== TASK DETAILS ==
Among the records below, find each line that includes the string "WEEK" and copy it.
···
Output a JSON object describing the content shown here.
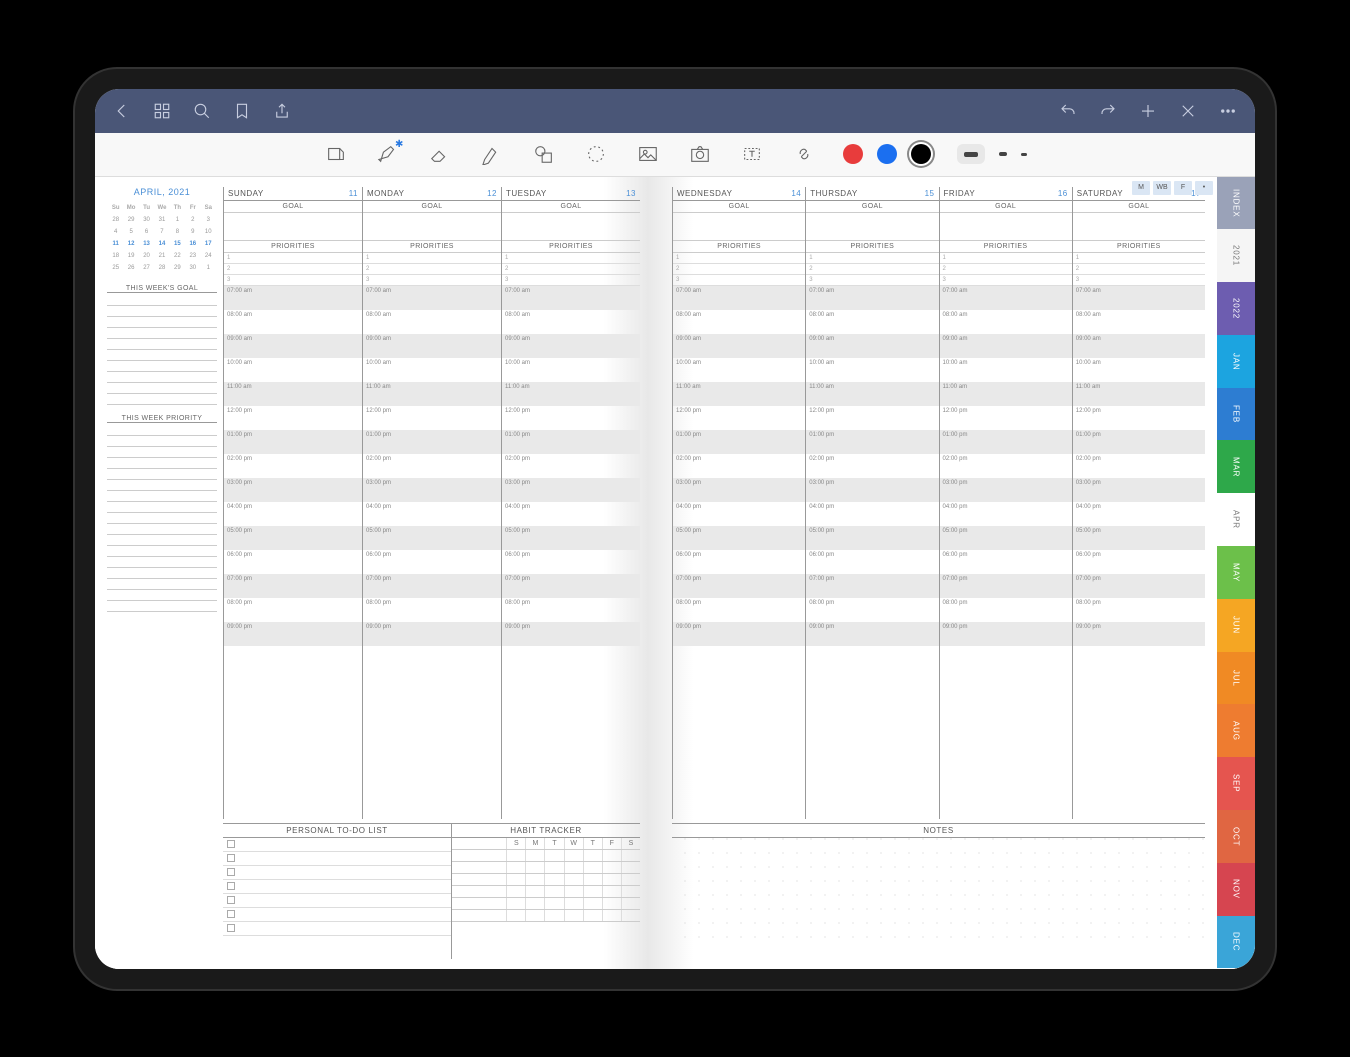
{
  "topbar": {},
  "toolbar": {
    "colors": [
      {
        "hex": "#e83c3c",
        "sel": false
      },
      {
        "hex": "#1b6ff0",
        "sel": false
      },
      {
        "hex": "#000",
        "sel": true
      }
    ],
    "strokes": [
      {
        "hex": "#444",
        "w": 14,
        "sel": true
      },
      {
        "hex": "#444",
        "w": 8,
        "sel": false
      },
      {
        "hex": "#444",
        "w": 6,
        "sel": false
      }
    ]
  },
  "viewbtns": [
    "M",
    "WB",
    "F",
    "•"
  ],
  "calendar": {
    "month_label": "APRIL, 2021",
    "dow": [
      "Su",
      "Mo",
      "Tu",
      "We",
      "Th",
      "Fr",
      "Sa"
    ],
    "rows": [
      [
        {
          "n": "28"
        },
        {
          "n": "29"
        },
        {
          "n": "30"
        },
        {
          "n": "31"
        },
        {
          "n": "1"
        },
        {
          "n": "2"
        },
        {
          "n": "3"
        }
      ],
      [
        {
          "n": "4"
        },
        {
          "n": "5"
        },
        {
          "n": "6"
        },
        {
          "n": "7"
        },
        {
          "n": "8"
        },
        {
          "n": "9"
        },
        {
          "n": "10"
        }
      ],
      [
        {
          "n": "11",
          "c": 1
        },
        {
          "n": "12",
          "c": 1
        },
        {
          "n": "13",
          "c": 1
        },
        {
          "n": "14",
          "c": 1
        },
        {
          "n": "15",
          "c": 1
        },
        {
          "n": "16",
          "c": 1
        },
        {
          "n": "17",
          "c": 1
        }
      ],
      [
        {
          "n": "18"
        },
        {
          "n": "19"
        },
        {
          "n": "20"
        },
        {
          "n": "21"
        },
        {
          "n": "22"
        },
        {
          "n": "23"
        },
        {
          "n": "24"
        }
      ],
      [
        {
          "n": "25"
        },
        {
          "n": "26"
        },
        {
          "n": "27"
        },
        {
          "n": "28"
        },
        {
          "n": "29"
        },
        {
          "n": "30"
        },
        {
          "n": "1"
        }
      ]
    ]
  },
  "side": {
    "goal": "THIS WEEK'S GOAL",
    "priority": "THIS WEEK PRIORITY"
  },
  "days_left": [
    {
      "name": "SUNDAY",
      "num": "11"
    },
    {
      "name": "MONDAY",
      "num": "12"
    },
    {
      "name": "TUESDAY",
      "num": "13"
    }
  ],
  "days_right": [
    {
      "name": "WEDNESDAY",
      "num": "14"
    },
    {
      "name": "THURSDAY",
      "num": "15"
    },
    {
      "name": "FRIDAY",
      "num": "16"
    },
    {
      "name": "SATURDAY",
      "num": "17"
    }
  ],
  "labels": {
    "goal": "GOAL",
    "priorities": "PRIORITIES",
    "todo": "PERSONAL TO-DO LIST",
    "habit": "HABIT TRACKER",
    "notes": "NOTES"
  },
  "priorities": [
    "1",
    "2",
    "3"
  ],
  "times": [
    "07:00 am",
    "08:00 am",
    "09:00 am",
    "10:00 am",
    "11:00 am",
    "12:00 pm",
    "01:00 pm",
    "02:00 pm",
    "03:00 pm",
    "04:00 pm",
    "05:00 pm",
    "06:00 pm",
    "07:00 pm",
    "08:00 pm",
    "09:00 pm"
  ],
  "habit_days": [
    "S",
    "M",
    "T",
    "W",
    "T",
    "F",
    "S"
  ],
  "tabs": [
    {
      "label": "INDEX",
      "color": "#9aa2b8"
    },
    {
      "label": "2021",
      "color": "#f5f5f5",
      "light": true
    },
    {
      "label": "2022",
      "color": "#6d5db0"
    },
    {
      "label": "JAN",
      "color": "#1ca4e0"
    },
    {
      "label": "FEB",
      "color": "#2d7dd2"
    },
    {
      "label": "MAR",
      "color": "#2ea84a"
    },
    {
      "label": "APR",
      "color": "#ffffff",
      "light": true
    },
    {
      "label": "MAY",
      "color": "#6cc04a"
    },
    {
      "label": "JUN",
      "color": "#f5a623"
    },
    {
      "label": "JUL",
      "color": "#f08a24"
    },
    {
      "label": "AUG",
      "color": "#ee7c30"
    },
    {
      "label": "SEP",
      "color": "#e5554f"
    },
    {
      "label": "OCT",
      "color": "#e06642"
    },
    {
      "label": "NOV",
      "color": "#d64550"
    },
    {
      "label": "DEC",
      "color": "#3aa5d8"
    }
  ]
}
···
== EXERCISE SOLUTION ==
    "goal": "THIS WEEK'S GOAL",
    "priority": "THIS WEEK PRIORITY"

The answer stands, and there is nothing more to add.